TASK BRIEF — Report how many lines contain the word "desky", with no other text.

___ STORED DATA ___

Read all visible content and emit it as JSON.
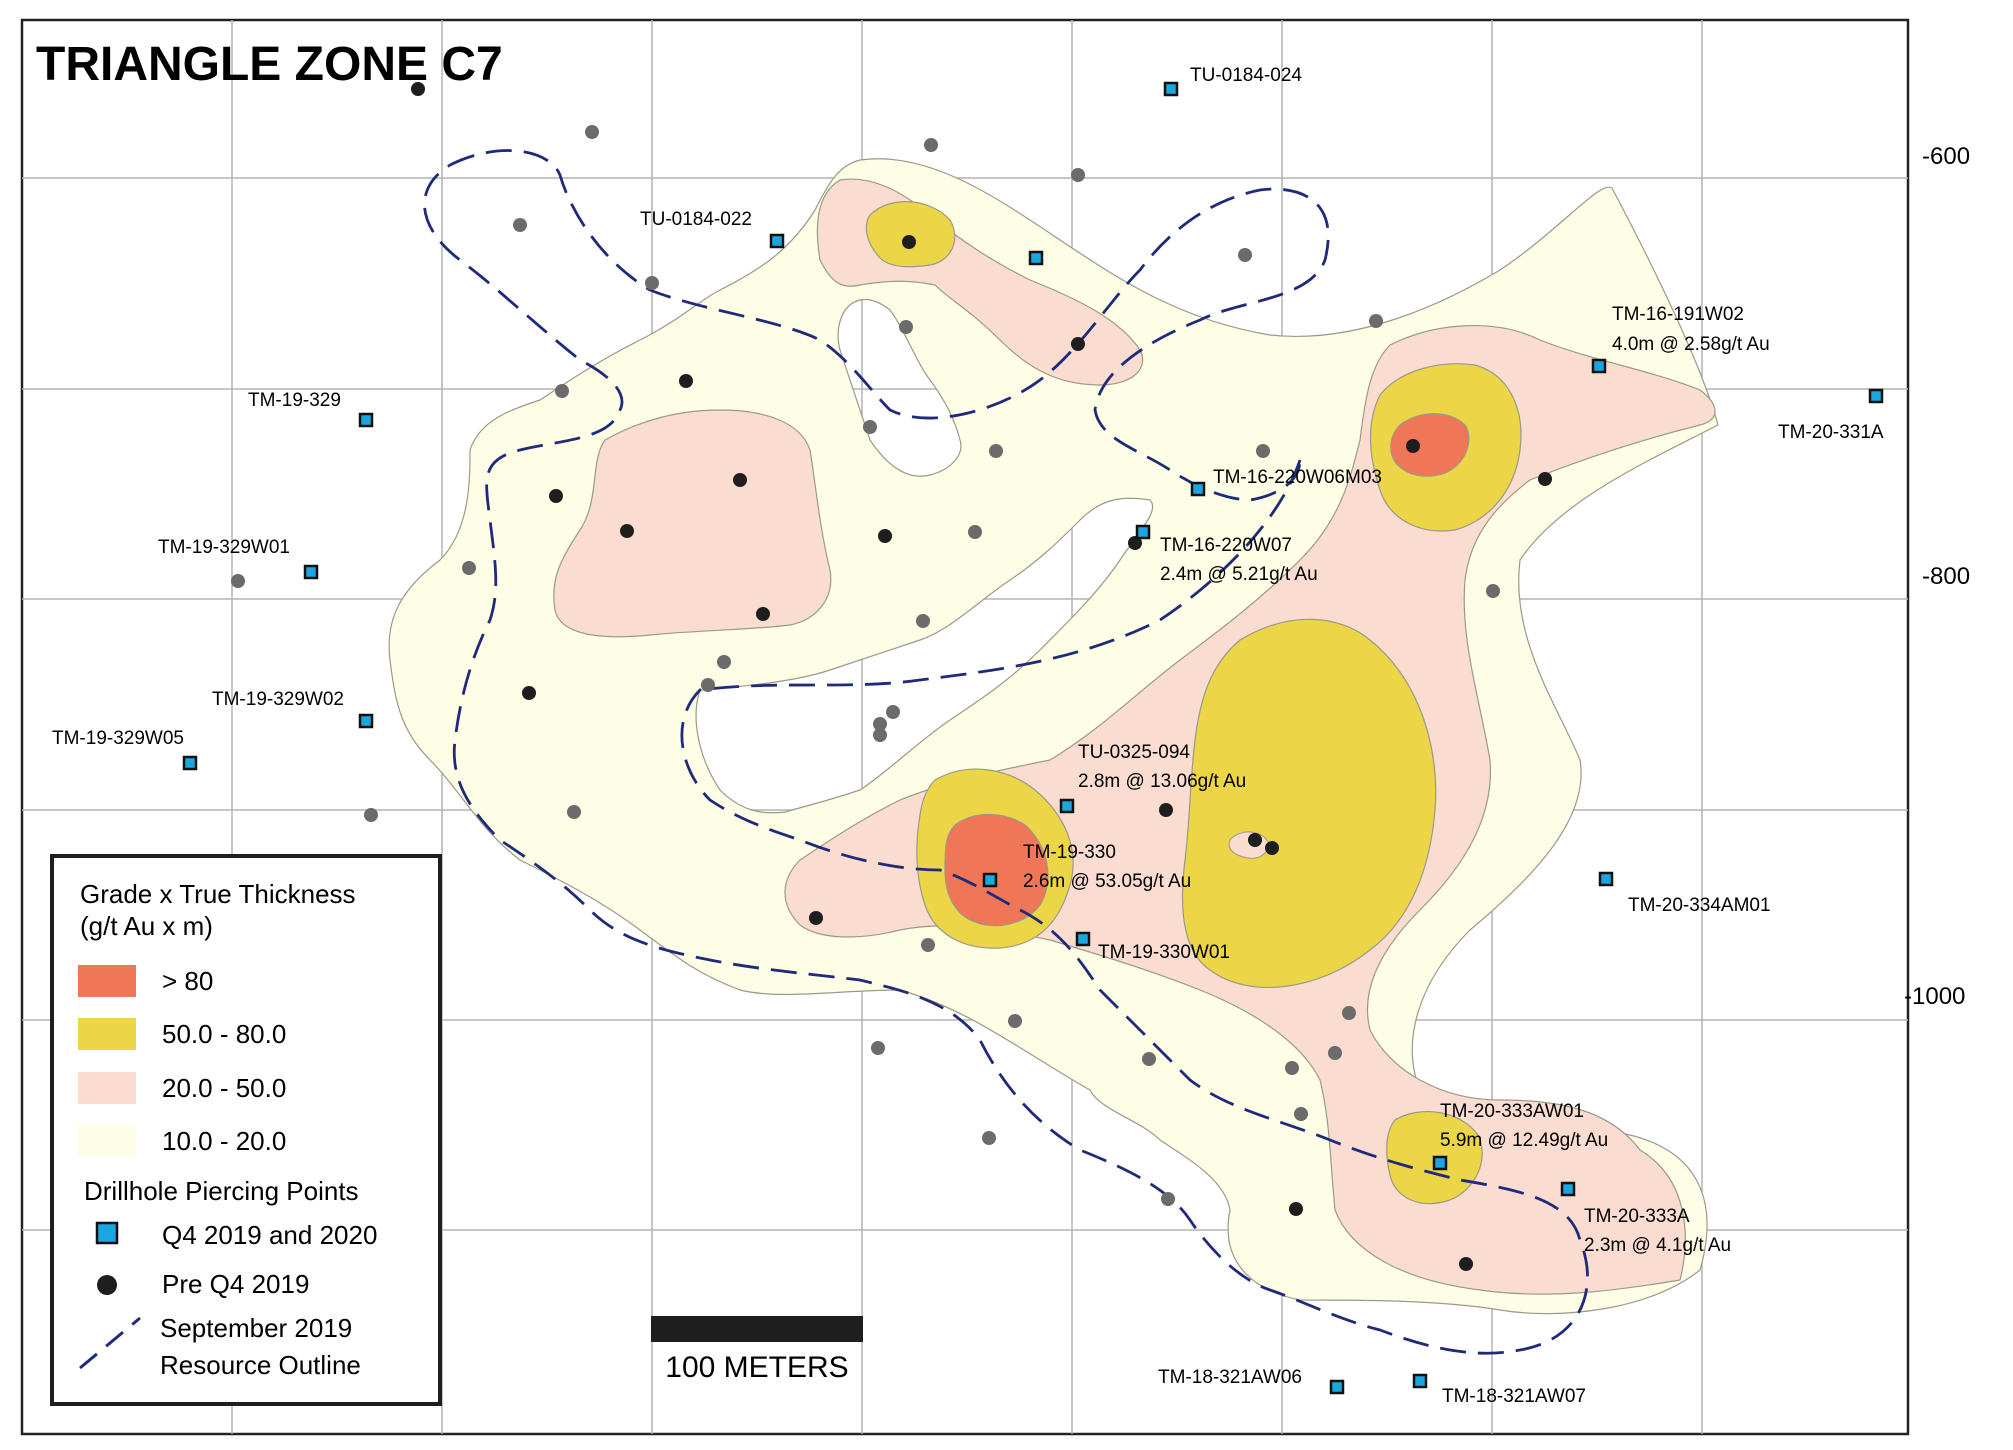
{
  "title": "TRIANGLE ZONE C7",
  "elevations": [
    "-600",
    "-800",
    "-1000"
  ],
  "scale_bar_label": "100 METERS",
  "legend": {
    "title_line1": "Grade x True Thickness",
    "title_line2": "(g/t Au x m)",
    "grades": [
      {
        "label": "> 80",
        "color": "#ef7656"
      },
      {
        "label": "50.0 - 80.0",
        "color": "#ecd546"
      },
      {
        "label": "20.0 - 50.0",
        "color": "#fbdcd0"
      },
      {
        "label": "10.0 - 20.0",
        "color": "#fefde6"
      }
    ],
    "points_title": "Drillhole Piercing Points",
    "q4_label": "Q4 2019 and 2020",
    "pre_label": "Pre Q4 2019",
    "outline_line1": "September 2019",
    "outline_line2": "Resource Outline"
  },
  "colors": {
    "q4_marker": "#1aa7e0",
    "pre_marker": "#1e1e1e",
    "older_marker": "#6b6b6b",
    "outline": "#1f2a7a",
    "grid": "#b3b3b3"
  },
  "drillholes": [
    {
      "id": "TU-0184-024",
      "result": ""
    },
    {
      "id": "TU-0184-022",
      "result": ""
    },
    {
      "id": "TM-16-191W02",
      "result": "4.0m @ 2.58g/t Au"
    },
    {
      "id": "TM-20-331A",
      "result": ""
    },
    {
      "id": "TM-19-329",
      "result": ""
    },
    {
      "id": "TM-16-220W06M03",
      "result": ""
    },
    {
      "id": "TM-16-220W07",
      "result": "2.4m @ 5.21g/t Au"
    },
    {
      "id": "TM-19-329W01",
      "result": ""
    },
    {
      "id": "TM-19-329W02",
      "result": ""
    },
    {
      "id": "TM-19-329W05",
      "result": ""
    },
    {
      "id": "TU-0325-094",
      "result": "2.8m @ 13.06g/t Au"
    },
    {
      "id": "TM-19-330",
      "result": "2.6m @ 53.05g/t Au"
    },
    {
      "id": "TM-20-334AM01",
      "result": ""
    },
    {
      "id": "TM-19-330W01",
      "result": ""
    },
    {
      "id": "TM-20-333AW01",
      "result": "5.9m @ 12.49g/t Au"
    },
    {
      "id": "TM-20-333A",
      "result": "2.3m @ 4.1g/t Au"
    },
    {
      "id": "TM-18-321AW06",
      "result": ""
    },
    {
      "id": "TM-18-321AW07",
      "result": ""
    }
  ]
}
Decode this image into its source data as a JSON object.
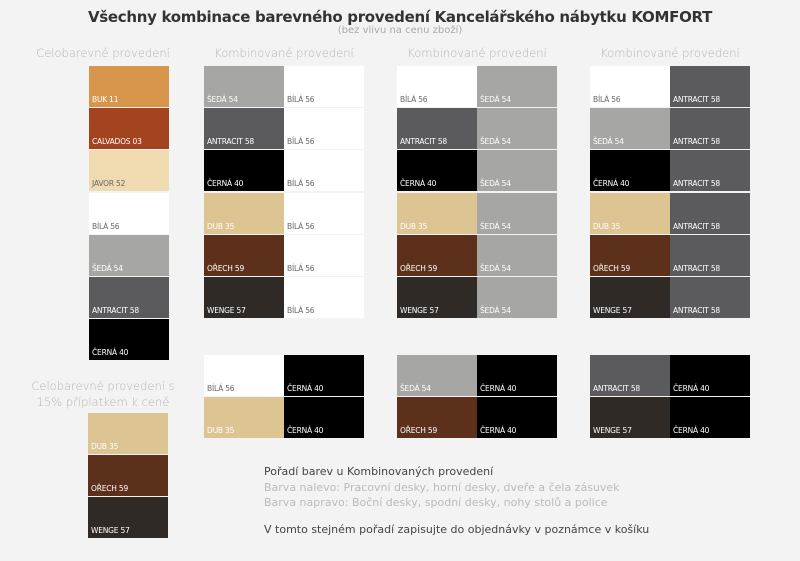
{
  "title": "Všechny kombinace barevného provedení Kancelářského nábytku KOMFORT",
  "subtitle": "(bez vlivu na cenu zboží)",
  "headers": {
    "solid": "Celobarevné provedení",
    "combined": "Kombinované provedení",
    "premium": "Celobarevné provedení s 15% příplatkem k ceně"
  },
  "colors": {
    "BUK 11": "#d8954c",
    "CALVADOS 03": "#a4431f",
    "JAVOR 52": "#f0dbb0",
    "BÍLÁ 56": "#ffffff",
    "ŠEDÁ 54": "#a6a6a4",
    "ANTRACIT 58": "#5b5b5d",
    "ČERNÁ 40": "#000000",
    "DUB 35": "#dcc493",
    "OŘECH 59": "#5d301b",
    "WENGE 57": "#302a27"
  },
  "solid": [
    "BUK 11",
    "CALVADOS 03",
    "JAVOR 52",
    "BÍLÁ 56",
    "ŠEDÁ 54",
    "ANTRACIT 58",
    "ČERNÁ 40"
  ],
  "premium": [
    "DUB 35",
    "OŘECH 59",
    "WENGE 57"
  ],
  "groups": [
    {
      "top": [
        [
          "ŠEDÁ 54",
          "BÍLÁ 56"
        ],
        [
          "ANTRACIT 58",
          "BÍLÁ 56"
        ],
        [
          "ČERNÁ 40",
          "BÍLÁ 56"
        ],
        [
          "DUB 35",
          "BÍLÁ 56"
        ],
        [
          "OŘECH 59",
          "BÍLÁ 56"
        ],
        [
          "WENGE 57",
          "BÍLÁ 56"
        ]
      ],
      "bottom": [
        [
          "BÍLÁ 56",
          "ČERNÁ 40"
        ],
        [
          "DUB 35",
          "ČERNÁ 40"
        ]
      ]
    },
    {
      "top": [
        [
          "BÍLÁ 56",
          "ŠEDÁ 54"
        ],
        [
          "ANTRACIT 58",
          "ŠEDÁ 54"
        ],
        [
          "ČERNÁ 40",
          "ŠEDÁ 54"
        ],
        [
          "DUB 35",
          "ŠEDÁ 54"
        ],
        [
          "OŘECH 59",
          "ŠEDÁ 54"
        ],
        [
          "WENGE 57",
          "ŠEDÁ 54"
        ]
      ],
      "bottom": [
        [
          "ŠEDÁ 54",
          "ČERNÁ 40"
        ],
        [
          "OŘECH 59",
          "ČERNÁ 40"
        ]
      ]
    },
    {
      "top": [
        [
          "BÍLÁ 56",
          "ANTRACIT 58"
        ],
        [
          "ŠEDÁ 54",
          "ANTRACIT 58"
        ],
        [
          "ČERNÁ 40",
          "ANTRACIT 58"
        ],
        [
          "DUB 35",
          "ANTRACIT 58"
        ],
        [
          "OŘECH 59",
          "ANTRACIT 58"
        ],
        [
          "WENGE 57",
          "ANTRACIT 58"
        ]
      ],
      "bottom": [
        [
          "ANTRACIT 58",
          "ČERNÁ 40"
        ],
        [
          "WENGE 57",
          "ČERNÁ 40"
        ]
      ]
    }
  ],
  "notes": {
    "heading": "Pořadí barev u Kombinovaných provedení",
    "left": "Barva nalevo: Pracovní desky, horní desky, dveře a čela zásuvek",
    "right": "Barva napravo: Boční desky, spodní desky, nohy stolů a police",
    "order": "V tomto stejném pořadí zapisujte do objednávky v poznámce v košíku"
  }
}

___

THE OUTPUT — 2